[Chart and figure data]
"""
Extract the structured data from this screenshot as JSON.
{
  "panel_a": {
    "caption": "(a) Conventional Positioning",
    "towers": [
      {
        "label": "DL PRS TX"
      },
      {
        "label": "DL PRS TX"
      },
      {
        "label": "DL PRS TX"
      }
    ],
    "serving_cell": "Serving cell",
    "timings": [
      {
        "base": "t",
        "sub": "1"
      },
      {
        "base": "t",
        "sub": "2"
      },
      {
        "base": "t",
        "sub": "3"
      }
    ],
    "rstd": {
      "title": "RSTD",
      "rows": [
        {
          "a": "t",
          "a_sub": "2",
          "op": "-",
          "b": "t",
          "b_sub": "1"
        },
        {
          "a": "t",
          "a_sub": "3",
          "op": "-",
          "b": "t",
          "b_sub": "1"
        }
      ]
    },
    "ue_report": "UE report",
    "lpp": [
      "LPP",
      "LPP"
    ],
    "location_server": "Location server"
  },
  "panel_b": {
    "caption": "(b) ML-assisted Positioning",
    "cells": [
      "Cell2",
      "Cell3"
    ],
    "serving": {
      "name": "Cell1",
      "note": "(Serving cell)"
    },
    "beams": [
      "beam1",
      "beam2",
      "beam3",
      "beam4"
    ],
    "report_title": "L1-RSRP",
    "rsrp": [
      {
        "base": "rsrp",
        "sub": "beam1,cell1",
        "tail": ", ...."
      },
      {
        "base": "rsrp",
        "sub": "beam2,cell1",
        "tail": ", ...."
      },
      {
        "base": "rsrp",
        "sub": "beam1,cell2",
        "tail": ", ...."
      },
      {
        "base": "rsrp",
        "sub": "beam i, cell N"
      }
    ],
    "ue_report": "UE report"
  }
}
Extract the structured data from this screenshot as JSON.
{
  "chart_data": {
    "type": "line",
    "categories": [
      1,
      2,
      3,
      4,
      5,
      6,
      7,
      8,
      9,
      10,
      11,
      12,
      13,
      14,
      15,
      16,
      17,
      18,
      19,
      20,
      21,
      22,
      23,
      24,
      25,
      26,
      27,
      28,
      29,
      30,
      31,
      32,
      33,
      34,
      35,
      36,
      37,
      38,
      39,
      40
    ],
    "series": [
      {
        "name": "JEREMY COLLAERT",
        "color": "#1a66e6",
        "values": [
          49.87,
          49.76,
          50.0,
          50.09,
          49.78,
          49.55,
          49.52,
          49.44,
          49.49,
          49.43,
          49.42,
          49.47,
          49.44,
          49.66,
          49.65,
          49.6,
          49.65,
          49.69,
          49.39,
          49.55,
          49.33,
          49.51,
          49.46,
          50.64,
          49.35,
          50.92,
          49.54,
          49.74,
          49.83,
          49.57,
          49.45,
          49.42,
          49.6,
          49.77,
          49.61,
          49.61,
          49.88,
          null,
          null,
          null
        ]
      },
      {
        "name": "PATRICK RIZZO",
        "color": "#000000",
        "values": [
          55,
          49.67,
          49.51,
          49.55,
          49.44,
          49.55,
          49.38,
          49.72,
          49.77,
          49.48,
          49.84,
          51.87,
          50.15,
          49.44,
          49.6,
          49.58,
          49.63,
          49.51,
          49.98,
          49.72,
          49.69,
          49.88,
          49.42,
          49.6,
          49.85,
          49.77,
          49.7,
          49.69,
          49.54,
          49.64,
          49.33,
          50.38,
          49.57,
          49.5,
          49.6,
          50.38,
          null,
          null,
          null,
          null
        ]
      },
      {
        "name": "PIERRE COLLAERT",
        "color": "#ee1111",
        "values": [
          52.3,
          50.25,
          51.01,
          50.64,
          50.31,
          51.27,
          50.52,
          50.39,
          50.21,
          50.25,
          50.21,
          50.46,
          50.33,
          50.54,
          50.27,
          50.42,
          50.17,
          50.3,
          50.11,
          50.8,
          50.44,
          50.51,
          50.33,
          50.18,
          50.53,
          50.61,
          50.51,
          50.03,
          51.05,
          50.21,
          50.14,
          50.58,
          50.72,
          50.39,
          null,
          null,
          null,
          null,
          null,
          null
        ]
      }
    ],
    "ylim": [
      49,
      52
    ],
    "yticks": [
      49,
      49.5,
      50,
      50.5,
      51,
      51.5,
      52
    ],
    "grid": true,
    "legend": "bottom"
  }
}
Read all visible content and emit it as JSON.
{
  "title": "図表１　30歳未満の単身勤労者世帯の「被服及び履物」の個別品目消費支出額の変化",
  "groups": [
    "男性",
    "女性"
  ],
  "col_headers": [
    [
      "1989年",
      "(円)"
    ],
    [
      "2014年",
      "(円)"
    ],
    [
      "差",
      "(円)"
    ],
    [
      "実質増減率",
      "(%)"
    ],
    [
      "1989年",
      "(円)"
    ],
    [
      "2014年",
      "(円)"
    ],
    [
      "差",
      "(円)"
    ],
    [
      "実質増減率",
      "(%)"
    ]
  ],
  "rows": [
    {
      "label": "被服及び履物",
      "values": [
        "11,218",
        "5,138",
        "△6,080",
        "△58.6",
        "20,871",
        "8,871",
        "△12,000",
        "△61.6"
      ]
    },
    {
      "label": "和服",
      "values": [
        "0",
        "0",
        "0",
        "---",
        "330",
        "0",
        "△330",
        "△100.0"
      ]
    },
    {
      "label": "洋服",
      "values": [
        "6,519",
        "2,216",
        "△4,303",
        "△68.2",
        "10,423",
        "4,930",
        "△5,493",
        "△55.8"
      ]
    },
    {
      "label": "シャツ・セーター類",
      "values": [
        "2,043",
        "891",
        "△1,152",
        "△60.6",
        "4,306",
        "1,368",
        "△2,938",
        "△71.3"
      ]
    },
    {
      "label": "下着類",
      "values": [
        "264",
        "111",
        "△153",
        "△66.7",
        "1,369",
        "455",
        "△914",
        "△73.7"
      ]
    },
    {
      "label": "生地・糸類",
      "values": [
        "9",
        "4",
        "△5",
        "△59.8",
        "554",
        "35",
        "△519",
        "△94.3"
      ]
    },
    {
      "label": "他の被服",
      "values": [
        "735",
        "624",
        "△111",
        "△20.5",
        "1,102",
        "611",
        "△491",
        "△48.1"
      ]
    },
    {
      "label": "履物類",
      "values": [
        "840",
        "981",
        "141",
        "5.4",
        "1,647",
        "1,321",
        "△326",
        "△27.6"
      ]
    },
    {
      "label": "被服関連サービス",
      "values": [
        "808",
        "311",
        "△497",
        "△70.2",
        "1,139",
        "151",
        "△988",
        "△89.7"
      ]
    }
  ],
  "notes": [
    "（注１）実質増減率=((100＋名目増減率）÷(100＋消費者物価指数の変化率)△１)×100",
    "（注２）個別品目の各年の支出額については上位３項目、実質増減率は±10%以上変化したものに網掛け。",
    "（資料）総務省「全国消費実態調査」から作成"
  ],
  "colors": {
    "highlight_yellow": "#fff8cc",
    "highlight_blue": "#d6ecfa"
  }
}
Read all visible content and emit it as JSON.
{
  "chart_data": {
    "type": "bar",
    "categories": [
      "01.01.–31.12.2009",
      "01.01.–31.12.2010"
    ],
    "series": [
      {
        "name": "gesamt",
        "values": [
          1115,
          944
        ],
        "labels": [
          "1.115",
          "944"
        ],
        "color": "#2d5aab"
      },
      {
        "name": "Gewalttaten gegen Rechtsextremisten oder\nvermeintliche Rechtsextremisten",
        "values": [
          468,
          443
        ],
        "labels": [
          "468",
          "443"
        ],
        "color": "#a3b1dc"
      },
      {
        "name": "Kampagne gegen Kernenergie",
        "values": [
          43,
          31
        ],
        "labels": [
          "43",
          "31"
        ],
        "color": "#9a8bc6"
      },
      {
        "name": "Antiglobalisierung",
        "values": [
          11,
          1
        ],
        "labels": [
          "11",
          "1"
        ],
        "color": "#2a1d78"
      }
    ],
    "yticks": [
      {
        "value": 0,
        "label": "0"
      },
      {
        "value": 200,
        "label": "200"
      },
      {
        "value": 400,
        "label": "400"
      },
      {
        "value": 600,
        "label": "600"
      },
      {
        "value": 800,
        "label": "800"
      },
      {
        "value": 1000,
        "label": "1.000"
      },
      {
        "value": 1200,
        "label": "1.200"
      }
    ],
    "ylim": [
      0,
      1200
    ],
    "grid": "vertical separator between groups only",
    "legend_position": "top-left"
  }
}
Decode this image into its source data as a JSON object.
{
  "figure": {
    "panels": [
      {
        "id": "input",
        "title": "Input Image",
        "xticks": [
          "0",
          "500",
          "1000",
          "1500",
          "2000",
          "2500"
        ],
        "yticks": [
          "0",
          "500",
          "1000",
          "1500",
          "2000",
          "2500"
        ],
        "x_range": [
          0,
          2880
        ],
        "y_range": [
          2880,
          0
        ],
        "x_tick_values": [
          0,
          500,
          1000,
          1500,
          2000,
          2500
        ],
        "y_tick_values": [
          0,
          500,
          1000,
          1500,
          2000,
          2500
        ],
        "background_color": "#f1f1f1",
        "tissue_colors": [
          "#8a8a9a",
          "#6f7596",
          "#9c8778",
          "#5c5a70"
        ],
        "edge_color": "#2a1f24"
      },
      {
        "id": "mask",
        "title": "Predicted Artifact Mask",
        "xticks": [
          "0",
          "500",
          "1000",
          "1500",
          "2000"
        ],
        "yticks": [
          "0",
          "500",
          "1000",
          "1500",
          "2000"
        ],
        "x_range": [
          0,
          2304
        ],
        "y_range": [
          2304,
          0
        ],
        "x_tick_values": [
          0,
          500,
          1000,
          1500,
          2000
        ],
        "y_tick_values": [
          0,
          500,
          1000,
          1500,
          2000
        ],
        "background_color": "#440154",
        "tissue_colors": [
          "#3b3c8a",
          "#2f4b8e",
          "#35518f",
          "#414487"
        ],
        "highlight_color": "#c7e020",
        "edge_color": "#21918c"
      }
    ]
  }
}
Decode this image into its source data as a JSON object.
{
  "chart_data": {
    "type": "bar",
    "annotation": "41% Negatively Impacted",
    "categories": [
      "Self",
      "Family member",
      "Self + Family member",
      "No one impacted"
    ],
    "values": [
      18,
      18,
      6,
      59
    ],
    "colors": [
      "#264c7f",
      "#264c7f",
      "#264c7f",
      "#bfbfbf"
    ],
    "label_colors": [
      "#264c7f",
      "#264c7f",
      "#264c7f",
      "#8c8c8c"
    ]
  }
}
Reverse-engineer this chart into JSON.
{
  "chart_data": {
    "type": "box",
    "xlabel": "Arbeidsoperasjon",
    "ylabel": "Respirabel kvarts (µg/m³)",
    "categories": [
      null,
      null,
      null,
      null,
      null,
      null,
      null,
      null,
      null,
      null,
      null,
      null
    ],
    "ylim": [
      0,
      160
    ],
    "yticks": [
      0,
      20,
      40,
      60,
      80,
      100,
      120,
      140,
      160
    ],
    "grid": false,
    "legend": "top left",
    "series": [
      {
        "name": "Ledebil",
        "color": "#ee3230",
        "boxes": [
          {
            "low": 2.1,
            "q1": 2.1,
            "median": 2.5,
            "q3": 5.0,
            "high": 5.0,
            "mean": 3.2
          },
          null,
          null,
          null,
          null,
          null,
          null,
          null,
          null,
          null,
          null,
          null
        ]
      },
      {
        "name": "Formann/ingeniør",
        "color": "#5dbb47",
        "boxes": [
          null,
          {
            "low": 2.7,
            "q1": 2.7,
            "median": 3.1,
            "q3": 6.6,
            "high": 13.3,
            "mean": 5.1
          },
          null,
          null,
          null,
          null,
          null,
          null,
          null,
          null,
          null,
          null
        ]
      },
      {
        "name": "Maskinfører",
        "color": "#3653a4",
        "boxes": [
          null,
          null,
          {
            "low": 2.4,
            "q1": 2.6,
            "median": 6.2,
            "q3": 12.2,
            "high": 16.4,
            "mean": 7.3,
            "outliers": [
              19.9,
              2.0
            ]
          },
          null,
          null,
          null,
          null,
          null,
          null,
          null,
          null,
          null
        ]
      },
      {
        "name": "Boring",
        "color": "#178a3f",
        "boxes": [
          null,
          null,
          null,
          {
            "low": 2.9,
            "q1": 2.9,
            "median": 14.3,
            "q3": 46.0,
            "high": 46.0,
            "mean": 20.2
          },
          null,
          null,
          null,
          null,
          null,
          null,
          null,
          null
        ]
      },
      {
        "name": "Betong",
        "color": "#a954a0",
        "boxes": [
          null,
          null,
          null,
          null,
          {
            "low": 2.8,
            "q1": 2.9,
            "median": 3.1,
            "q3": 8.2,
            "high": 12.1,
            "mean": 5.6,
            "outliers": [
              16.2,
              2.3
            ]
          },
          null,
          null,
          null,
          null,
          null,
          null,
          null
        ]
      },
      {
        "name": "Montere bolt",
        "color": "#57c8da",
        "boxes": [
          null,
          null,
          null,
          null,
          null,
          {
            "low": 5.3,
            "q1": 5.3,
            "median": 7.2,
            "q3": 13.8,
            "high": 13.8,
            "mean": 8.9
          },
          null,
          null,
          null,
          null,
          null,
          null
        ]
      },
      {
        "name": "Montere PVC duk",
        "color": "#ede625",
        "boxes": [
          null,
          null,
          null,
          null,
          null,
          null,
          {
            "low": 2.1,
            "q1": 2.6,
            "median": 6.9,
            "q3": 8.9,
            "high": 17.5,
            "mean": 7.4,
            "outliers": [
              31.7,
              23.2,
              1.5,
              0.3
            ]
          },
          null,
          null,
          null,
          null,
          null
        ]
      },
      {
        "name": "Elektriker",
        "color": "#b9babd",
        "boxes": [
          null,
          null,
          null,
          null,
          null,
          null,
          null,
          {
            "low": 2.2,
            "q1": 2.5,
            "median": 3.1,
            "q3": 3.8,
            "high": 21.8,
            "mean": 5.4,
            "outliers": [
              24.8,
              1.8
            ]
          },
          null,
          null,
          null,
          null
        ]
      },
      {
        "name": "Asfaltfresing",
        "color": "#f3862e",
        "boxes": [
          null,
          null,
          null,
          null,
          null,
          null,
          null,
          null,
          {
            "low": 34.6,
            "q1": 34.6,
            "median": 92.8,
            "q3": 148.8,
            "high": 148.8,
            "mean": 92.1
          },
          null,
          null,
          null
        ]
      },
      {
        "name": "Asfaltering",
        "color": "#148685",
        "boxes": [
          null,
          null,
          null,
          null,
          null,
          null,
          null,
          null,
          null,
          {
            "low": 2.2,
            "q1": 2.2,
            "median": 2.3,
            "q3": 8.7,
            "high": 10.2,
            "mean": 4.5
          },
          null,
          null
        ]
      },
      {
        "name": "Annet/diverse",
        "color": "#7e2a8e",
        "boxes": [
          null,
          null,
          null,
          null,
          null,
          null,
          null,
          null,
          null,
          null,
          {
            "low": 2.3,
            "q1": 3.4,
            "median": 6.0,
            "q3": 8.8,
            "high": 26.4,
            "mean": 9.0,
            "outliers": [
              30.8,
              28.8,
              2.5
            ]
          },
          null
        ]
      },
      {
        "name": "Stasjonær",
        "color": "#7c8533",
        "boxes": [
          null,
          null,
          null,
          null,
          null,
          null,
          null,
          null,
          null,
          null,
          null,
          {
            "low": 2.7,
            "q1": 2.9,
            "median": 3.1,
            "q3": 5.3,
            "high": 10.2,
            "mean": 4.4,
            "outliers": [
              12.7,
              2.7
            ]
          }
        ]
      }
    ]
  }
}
"""
From the data above, copy each line that holds "被服及び履物".

CORRECT RESULT →
  "title": "図表１　30歳未満の単身勤労者世帯の「被服及び履物」の個別品目消費支出額の変化",
      "label": "被服及び履物",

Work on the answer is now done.